Answer with a single number: the count of lines that hold "муниципальных".

▶ DATA PROVIDED:

- - -

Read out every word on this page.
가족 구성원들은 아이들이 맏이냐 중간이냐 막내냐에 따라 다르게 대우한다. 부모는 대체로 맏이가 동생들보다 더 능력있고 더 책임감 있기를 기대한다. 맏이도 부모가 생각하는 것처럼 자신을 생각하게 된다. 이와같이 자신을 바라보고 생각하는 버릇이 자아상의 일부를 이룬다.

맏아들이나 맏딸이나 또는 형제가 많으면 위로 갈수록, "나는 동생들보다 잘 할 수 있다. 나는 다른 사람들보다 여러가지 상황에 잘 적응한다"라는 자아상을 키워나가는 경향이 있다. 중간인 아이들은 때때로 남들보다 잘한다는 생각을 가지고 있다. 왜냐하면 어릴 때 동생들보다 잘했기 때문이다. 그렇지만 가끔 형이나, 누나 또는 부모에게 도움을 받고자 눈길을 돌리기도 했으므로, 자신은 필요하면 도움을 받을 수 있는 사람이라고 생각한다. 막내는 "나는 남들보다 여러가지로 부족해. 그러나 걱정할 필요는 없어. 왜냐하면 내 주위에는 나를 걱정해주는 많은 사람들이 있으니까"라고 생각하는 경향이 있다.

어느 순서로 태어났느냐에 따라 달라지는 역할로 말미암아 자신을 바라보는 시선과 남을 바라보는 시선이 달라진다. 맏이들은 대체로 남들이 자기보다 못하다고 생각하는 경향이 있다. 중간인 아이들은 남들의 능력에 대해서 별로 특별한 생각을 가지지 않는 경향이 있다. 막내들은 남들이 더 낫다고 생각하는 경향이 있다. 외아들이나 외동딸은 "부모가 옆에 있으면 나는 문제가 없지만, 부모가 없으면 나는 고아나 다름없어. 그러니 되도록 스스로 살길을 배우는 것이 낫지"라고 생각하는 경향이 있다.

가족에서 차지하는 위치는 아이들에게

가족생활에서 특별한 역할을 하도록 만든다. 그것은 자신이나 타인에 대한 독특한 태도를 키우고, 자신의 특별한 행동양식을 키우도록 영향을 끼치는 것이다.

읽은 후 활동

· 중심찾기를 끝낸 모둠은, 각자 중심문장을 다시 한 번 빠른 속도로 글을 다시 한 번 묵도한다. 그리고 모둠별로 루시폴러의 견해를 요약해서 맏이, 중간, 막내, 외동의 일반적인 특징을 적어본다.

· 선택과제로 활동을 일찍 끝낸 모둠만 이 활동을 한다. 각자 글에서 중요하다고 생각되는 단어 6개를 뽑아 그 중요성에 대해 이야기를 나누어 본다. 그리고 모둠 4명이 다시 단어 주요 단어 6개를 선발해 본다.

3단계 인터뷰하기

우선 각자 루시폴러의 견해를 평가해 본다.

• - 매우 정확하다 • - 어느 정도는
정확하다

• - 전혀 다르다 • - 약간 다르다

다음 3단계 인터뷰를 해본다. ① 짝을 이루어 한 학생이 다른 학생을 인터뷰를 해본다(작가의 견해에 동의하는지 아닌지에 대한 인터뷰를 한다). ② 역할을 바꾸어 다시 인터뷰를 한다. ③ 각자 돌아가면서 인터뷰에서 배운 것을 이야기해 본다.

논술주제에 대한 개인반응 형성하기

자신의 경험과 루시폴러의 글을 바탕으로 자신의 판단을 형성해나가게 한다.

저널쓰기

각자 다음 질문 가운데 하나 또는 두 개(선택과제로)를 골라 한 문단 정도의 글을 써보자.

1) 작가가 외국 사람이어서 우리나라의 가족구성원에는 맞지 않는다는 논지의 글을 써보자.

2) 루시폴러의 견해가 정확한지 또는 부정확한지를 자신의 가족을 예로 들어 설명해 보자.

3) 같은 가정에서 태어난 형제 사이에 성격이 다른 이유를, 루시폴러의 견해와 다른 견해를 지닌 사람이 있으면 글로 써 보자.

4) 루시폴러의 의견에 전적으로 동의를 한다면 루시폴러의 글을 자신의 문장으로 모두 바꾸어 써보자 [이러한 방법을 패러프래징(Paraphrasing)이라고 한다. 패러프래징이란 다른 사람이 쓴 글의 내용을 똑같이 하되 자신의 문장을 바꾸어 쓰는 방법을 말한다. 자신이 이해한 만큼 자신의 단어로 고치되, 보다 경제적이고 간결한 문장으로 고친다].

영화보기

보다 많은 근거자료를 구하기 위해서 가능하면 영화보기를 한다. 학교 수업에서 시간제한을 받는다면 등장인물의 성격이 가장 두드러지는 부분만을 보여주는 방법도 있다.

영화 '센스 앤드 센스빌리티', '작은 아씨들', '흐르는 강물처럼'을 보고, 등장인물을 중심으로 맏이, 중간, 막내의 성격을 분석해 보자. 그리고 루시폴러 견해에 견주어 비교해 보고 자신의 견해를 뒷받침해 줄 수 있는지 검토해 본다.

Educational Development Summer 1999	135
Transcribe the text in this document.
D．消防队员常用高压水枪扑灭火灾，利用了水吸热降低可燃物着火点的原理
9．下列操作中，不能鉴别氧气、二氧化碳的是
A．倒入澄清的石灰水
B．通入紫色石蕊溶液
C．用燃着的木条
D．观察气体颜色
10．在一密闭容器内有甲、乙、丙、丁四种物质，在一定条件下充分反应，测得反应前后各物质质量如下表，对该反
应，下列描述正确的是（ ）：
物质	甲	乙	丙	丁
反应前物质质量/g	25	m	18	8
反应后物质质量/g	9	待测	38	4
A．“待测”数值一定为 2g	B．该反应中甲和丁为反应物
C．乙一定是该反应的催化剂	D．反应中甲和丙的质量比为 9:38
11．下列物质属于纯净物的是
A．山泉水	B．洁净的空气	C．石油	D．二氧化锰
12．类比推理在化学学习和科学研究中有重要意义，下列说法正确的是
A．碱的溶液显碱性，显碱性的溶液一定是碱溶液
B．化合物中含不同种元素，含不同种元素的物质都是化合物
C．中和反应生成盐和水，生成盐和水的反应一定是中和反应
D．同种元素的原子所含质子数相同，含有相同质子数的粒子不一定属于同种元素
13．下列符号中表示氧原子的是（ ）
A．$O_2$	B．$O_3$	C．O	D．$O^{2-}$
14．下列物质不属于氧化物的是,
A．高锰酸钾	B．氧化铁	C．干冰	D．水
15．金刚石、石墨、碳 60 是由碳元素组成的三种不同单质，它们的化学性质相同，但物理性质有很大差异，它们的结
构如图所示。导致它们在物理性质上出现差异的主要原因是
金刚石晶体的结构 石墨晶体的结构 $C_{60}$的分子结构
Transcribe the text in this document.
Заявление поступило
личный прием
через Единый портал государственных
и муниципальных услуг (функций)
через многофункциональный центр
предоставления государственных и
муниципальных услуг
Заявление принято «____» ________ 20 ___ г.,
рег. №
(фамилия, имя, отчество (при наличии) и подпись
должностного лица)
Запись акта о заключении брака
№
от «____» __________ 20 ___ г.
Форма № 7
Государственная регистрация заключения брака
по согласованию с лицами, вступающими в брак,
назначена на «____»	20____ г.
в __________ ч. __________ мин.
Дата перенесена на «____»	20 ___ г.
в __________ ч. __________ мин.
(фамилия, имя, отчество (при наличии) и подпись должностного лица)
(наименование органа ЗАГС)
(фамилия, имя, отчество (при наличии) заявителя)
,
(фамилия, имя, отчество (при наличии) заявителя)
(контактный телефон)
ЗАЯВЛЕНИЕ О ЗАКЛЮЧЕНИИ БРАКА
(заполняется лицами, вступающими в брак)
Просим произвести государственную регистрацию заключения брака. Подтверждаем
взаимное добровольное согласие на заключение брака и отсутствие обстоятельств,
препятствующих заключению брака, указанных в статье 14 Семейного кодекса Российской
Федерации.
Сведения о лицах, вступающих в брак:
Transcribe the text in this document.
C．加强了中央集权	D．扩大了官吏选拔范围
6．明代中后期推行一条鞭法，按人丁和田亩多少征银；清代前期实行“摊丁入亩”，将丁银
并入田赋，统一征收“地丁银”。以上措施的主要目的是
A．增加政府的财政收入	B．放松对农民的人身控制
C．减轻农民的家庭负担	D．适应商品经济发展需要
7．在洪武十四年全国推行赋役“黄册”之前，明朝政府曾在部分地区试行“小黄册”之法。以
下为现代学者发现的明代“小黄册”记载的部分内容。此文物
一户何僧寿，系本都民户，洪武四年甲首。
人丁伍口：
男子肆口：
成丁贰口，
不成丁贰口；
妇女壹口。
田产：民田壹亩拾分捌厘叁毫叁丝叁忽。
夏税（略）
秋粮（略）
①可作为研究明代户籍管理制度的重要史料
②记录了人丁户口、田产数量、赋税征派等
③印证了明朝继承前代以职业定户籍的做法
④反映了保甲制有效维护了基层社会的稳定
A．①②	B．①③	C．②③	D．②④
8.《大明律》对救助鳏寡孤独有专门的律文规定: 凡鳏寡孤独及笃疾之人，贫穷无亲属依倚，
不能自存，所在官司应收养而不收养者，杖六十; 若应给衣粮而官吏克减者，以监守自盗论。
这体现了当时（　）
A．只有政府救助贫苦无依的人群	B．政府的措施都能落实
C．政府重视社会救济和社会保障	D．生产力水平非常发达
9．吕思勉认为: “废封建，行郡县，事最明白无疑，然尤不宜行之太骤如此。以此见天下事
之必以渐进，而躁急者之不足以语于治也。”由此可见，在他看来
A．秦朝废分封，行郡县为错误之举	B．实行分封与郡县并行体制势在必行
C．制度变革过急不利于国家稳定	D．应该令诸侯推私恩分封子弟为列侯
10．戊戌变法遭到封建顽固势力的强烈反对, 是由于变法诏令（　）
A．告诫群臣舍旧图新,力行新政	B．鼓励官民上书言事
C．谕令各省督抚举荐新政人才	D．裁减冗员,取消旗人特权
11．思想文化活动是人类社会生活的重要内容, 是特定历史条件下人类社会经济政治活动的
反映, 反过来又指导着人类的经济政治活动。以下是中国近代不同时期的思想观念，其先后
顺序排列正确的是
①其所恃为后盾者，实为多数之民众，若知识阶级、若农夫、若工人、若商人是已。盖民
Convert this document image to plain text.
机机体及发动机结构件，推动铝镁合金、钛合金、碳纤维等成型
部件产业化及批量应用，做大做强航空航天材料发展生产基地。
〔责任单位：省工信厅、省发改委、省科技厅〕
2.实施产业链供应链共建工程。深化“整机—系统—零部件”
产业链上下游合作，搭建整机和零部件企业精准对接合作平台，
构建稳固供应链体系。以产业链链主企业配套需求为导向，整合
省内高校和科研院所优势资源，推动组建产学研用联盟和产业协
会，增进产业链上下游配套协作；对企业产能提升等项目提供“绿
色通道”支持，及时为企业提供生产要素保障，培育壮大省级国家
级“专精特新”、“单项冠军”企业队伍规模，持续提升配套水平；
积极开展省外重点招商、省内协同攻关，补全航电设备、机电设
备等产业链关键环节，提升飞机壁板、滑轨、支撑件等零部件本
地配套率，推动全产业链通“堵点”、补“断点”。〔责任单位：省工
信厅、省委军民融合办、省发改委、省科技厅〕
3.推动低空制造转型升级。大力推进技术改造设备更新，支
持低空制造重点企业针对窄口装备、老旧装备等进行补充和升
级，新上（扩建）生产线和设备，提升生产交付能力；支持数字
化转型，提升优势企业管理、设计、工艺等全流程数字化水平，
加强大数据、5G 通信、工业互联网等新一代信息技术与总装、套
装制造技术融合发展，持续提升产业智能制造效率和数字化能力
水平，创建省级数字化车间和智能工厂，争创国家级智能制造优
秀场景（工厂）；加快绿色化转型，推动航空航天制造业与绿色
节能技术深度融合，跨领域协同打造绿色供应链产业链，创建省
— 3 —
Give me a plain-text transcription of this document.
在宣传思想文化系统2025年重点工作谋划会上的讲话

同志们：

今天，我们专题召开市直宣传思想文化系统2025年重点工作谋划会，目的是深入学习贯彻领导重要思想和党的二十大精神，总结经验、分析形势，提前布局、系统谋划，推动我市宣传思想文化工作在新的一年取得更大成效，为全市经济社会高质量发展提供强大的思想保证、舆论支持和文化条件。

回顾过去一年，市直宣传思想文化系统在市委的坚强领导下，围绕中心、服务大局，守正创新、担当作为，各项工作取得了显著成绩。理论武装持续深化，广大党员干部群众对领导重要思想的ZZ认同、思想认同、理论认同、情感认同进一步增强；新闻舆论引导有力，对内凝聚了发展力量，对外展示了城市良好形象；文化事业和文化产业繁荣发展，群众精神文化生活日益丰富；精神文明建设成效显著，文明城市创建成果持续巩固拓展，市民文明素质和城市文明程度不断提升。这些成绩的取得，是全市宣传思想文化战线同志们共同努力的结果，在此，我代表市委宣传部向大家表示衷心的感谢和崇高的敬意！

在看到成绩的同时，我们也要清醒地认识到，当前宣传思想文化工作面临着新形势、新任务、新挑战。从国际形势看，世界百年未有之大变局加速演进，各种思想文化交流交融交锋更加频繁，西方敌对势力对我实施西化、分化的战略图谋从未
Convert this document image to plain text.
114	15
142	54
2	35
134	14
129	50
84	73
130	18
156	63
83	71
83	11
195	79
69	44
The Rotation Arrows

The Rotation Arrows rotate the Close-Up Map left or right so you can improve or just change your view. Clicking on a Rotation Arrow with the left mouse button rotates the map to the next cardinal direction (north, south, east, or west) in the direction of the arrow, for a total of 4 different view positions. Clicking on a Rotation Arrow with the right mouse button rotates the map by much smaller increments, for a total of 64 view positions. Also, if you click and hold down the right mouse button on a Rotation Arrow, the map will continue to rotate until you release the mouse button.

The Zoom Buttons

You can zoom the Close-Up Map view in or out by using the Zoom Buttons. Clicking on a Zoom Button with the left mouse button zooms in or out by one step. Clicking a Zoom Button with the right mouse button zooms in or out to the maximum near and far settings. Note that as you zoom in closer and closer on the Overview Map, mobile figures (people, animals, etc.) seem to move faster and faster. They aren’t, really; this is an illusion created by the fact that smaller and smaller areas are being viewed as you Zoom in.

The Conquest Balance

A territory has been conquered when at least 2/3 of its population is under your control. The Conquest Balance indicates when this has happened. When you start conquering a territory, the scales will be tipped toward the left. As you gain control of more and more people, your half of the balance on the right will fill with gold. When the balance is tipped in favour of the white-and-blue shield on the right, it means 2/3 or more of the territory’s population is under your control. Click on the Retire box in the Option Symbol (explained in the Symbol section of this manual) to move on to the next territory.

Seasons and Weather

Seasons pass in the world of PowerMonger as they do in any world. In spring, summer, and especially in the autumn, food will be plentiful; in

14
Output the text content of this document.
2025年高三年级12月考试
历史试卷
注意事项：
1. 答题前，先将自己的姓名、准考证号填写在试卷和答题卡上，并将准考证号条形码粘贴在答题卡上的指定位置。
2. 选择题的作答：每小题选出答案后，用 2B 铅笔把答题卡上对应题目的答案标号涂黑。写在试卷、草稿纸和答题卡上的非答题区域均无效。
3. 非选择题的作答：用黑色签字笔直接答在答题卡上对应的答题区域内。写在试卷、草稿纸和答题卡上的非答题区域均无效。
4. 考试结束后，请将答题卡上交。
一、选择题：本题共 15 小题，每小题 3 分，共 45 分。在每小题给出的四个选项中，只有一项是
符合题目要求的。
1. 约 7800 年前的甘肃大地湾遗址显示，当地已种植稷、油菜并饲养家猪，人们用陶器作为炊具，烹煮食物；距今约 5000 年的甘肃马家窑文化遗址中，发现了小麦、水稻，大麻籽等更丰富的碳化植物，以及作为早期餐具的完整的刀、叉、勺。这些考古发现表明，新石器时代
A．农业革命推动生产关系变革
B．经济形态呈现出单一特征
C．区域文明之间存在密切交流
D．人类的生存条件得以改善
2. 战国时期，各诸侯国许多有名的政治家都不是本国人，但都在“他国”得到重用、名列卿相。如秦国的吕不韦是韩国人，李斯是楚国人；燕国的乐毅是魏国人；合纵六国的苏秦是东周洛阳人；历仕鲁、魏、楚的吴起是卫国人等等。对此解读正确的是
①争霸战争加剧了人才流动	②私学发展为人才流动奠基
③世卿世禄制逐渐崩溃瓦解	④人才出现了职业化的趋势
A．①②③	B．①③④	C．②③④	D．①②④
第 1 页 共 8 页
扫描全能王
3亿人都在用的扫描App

- - -

▶ PROBLEM SOLUTION:
2